[Items from a dataset]
--*--

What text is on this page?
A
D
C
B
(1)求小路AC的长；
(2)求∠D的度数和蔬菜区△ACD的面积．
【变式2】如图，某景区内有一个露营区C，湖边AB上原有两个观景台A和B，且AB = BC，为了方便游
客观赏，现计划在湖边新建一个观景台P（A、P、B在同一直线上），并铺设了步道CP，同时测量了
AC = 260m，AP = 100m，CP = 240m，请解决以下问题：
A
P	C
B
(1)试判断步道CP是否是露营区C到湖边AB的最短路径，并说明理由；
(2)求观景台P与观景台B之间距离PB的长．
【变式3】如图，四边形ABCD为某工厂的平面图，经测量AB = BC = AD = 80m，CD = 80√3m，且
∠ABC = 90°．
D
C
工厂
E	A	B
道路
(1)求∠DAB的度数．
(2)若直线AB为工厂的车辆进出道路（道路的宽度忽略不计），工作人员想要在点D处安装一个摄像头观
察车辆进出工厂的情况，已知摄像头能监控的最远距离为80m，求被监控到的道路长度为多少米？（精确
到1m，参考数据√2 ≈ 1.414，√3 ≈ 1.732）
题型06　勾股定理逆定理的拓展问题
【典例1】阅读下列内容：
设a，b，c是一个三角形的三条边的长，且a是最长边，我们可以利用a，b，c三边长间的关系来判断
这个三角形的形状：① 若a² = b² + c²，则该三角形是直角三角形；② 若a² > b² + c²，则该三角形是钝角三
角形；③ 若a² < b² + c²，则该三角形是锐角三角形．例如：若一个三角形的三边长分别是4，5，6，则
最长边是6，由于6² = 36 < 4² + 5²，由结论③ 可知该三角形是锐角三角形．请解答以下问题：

--*--

Your task is to extract all of the records exactly.

* _Solution for this task_
What text is on this page?
A
D
C
B
(1)求小路AC的长；
(2)求∠D的度数和蔬菜区△ACD的面积．
【变式2】如图，某景区内有一个露营区C，湖边AB上原有两个观景台A和B，且AB = BC，为了方便游
客观赏，现计划在湖边新建一个观景台P（A、P、B在同一直线上），并铺设了步道CP，同时测量了
AC = 260m，AP = 100m，CP = 240m，请解决以下问题：
A
P	C
B
(1)试判断步道CP是否是露营区C到湖边AB的最短路径，并说明理由；
(2)求观景台P与观景台B之间距离PB的长．
【变式3】如图，四边形ABCD为某工厂的平面图，经测量AB = BC = AD = 80m，CD = 80√3m，且
∠ABC = 90°．
D
C
工厂
E	A	B
道路
(1)求∠DAB的度数．
(2)若直线AB为工厂的车辆进出道路（道路的宽度忽略不计），工作人员想要在点D处安装一个摄像头观
察车辆进出工厂的情况，已知摄像头能监控的最远距离为80m，求被监控到的道路长度为多少米？（精确
到1m，参考数据√2 ≈ 1.414，√3 ≈ 1.732）
题型06　勾股定理逆定理的拓展问题
【典例1】阅读下列内容：
设a，b，c是一个三角形的三条边的长，且a是最长边，我们可以利用a，b，c三边长间的关系来判断
这个三角形的形状：① 若a² = b² + c²，则该三角形是直角三角形；② 若a² > b² + c²，则该三角形是钝角三
角形；③ 若a² < b² + c²，则该三角形是锐角三角形．例如：若一个三角形的三边长分别是4，5，6，则
最长边是6，由于6² = 36 < 4² + 5²，由结论③ 可知该三角形是锐角三角形．请解答以下问题：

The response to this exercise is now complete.